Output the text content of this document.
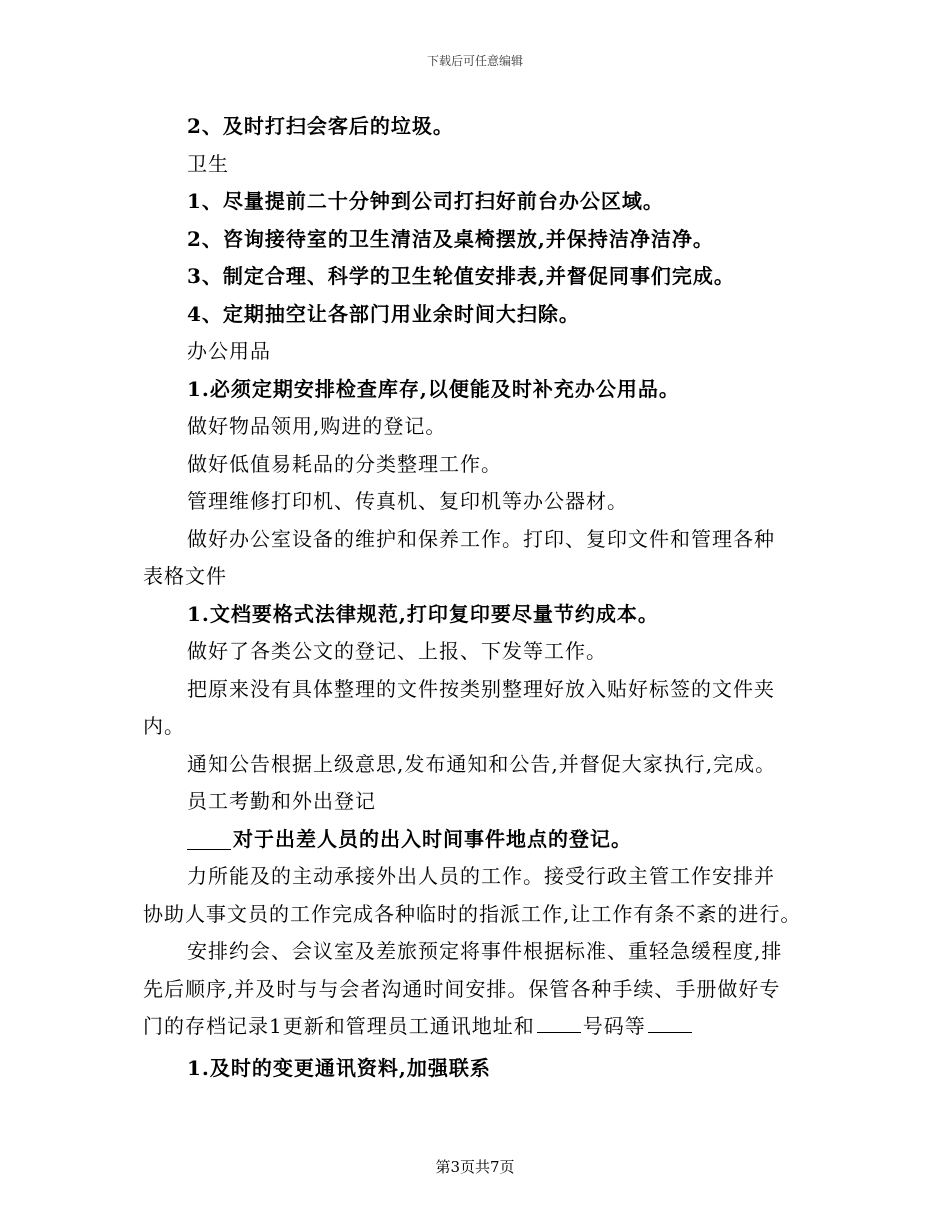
下载后可任意编辑
2、及时打扫会客后的垃圾。
卫生
1、尽量提前二十分钟到公司打扫好前台办公区域。
2、咨询接待室的卫生清洁及桌椅摆放,并保持洁净洁净。
3、制定合理、科学的卫生轮值安排表,并督促同事们完成。
4、定期抽空让各部门用业余时间大扫除。
办公用品
1.必须定期安排检查库存,以便能及时补充办公用品。
做好物品领用,购进的登记。
做好低值易耗品的分类整理工作。
管理维修打印机、传真机、复印机等办公器材。
做好办公室设备的维护和保养工作。打印、复印文件和管理各种
表格文件
1.文档要格式法律规范,打印复印要尽量节约成本。
做好了各类公文的登记、上报、下发等工作。
把原来没有具体整理的文件按类别整理好放入贴好标签的文件夹
内。
通知公告根据上级意思,发布通知和公告,并督促大家执行,完成。
员工考勤和外出登记
对于出差人员的出入时间事件地点的登记。
力所能及的主动承接外出人员的工作。接受行政主管工作安排并
协助人事文员的工作完成各种临时的指派工作,让工作有条不紊的进行。
安排约会、会议室及差旅预定将事件根据标准、重轻急缓程度,排
先后顺序,并及时与与会者沟通时间安排。保管各种手续、手册做好专
门的存档记录1更新和管理员工通讯地址和 号码等
1.及时的变更通讯资料,加强联系
第3页共7页
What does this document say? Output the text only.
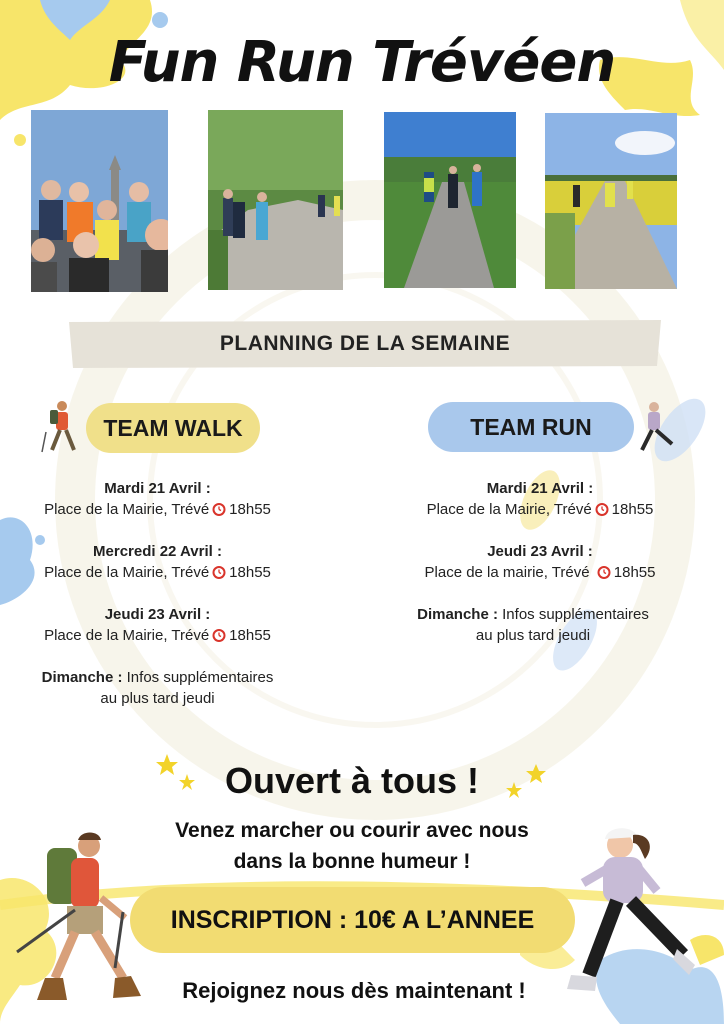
Fun Run Trévéen
PLANNING DE LA SEMAINE
TEAM WALK
Mardi 21 Avril :
Place de la Mairie, Trévé 18h55
Mercredi 22 Avril :
Place de la Mairie, Trévé 18h55
Jeudi 23 Avril :
Place de la Mairie, Trévé 18h55
Dimanche : Infos supplémentaires
au plus tard jeudi
TEAM RUN
Mardi 21 Avril :
Place de la Mairie, Trévé 18h55
Jeudi 23 Avril :
Place de la mairie, Trévé 18h55
Dimanche : Infos supplémentaires
au plus tard jeudi
Ouvert à tous !
Venez marcher ou courir avec nous
dans la bonne humeur !
INSCRIPTION : 10€ A L’ANNEE
Rejoignez nous dès maintenant !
■ ■ ■ ■ ■
§ **Goal**:
Beginning at the line that contains "What does this", retype each line of the data above through the very last one. Do not retype the pictures.

§ **Response**:
What does this document say? Output the text only.
Fun Run Trévéen
PLANNING DE LA SEMAINE
TEAM WALK
Mardi 21 Avril :
Place de la Mairie, Trévé 18h55
Mercredi 22 Avril :
Place de la Mairie, Trévé 18h55
Jeudi 23 Avril :
Place de la Mairie, Trévé 18h55
Dimanche : Infos supplémentaires
au plus tard jeudi
TEAM RUN
Mardi 21 Avril :
Place de la Mairie, Trévé 18h55
Jeudi 23 Avril :
Place de la mairie, Trévé 18h55
Dimanche : Infos supplémentaires
au plus tard jeudi
Ouvert à tous !
Venez marcher ou courir avec nous
dans la bonne humeur !
INSCRIPTION : 10€ A L’ANNEE
Rejoignez nous dès maintenant !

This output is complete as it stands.